LISTED RECORDS -
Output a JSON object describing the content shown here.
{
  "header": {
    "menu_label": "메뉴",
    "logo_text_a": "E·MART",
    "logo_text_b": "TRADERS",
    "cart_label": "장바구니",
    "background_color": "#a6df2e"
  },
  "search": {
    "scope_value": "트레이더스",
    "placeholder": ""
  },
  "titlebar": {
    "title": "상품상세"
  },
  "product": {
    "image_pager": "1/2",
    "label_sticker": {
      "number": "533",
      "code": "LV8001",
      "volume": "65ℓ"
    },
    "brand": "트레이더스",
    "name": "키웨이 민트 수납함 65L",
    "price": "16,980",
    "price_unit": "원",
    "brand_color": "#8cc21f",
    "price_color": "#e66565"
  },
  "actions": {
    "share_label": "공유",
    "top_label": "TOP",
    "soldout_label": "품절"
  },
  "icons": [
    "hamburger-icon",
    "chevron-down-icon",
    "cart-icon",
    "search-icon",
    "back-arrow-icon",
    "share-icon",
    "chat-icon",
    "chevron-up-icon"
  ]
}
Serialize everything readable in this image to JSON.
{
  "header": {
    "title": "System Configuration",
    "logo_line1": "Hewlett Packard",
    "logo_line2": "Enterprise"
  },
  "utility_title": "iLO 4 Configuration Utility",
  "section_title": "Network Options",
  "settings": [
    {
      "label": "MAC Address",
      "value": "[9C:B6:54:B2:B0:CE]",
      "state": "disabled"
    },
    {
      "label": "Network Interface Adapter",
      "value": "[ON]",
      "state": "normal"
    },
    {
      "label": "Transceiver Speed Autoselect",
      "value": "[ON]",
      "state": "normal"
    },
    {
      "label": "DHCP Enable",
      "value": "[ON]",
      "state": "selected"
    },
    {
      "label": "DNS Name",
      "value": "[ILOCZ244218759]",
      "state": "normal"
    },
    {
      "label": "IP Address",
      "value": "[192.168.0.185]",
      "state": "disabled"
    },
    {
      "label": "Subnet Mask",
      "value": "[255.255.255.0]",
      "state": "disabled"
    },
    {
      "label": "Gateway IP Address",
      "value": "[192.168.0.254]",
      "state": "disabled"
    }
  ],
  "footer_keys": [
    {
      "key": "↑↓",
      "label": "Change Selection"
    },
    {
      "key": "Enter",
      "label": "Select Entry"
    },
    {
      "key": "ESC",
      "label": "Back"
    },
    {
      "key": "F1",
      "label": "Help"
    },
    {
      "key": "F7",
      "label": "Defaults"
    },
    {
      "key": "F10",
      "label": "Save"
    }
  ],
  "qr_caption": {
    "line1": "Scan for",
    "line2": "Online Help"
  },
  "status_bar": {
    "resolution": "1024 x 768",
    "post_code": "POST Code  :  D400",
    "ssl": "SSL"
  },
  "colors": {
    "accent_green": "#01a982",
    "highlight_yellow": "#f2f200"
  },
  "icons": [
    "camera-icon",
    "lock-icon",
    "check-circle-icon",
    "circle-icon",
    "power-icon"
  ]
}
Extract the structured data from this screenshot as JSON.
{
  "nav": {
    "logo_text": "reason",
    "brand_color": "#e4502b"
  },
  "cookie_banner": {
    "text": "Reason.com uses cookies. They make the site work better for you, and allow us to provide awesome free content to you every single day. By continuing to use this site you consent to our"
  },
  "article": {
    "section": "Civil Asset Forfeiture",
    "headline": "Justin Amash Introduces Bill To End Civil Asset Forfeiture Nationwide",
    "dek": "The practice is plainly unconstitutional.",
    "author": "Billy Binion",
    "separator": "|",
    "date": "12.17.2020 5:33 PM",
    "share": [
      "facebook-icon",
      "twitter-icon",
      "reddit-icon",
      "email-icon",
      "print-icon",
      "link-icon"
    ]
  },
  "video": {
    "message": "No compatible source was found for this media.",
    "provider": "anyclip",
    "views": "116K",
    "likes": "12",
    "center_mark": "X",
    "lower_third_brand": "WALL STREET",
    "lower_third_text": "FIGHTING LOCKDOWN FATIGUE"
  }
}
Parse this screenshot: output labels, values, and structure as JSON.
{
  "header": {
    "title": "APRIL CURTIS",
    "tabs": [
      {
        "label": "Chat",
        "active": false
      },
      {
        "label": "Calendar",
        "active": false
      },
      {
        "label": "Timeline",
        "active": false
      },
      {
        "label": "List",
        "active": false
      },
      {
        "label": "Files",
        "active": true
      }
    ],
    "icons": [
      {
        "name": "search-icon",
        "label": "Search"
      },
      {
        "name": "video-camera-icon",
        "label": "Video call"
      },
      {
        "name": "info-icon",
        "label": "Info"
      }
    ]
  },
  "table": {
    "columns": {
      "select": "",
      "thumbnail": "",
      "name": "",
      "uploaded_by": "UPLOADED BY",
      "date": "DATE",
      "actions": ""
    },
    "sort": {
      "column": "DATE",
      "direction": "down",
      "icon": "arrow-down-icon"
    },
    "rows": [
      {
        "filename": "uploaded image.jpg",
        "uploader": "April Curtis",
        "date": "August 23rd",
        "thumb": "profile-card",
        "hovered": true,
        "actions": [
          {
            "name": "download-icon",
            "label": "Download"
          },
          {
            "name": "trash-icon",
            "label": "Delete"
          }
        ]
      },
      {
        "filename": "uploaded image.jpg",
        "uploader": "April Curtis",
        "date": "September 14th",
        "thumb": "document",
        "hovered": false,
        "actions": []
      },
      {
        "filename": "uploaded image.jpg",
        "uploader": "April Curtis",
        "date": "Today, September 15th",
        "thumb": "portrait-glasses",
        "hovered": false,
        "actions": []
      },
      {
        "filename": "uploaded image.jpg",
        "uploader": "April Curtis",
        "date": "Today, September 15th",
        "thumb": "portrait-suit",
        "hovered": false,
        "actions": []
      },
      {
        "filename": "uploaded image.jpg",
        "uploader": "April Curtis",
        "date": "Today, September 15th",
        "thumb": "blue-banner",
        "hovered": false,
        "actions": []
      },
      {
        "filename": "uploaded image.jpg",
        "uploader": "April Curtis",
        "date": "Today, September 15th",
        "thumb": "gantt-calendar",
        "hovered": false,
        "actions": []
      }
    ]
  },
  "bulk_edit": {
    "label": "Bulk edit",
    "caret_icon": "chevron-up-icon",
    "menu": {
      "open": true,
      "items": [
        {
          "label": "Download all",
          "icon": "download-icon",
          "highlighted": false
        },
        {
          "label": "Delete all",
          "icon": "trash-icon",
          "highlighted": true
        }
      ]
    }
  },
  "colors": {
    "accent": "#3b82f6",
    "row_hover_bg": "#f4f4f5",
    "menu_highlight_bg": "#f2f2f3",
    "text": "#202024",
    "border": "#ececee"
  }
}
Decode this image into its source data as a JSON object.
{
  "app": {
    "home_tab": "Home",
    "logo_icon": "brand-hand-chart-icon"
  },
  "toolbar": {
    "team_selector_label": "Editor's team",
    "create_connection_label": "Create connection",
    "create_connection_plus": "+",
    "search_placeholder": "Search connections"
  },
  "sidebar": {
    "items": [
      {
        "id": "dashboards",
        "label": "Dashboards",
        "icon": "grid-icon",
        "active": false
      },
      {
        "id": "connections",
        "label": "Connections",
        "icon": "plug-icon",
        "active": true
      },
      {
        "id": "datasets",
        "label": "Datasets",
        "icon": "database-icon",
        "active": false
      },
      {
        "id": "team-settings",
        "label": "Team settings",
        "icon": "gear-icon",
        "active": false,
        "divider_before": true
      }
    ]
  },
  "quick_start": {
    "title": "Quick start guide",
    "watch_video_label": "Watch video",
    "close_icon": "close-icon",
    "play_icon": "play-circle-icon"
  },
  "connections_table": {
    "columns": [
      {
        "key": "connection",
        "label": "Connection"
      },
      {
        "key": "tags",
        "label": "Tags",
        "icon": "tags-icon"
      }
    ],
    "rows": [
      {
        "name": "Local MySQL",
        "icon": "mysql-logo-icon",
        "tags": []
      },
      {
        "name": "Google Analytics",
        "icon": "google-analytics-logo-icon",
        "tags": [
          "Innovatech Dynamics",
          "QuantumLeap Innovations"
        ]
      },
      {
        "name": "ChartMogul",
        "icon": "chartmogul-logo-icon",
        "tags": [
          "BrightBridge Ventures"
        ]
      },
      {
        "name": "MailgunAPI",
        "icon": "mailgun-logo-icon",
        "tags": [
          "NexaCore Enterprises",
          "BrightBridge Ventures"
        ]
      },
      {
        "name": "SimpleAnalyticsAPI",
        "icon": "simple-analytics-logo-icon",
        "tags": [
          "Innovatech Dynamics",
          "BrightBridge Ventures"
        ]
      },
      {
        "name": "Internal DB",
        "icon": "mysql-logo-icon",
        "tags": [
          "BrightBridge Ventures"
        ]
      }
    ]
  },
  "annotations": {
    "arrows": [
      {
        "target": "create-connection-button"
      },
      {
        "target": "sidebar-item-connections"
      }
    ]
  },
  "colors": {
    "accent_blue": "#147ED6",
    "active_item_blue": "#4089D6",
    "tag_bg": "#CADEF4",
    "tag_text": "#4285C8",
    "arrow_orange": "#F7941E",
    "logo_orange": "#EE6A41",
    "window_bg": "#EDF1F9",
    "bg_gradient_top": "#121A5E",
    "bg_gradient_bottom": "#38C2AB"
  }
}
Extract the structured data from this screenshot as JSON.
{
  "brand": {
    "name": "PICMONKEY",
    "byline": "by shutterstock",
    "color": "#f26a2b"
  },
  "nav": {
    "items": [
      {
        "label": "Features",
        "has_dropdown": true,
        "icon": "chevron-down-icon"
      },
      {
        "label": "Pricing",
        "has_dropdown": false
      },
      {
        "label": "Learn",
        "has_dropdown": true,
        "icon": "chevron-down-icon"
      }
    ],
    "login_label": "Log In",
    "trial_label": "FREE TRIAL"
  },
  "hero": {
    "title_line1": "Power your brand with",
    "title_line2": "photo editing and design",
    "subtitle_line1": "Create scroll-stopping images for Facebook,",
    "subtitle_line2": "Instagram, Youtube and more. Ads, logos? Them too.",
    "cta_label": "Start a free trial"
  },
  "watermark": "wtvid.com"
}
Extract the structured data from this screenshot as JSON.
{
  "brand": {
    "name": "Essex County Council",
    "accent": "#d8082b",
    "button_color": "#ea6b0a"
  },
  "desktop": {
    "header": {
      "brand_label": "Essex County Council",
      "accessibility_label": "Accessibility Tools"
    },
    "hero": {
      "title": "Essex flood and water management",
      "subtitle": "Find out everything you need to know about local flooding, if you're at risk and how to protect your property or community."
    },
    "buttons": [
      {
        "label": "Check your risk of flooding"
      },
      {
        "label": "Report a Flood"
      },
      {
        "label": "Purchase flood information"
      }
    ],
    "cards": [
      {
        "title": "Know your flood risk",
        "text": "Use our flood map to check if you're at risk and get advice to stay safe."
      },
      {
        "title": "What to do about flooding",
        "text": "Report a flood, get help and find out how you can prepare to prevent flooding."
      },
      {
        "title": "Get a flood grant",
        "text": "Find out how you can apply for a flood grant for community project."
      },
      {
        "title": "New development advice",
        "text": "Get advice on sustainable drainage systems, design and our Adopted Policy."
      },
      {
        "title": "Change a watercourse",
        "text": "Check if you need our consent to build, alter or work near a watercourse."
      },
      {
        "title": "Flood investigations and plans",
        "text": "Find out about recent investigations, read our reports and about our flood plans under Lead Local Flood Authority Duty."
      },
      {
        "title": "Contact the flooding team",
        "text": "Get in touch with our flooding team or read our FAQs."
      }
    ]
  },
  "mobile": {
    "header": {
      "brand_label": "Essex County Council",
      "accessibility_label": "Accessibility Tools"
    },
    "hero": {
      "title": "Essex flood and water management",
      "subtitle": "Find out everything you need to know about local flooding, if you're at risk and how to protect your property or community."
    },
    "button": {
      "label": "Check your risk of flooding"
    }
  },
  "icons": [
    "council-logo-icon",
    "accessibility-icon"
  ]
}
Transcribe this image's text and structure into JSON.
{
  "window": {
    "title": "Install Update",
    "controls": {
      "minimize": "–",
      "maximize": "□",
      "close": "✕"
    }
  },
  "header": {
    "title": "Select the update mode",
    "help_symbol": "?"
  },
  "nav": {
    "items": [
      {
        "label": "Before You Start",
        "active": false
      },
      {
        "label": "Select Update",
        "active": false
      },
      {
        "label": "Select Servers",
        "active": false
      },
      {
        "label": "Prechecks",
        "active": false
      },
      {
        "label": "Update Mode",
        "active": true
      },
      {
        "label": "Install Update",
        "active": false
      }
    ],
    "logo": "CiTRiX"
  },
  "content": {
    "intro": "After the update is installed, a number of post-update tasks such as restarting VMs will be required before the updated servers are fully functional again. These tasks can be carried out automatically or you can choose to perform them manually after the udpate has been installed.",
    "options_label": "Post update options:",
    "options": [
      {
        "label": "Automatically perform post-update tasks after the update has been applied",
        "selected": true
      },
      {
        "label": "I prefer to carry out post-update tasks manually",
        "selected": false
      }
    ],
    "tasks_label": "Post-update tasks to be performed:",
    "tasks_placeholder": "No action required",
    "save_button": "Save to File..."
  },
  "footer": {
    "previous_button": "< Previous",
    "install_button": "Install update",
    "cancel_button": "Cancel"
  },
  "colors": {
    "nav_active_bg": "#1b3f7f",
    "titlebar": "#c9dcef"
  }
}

THE EXERCISE - Copy out every line with the word "been".

WORKED ANSWER -
    "intro": "After the update is installed, a number of post-update tasks such as restarting VMs will be required before the updated servers are fully functional again. These tasks can be carried out automatically or you can choose to perform them manually after the udpate has been installed.",
        "label": "Automatically perform post-update tasks after the update has been applied",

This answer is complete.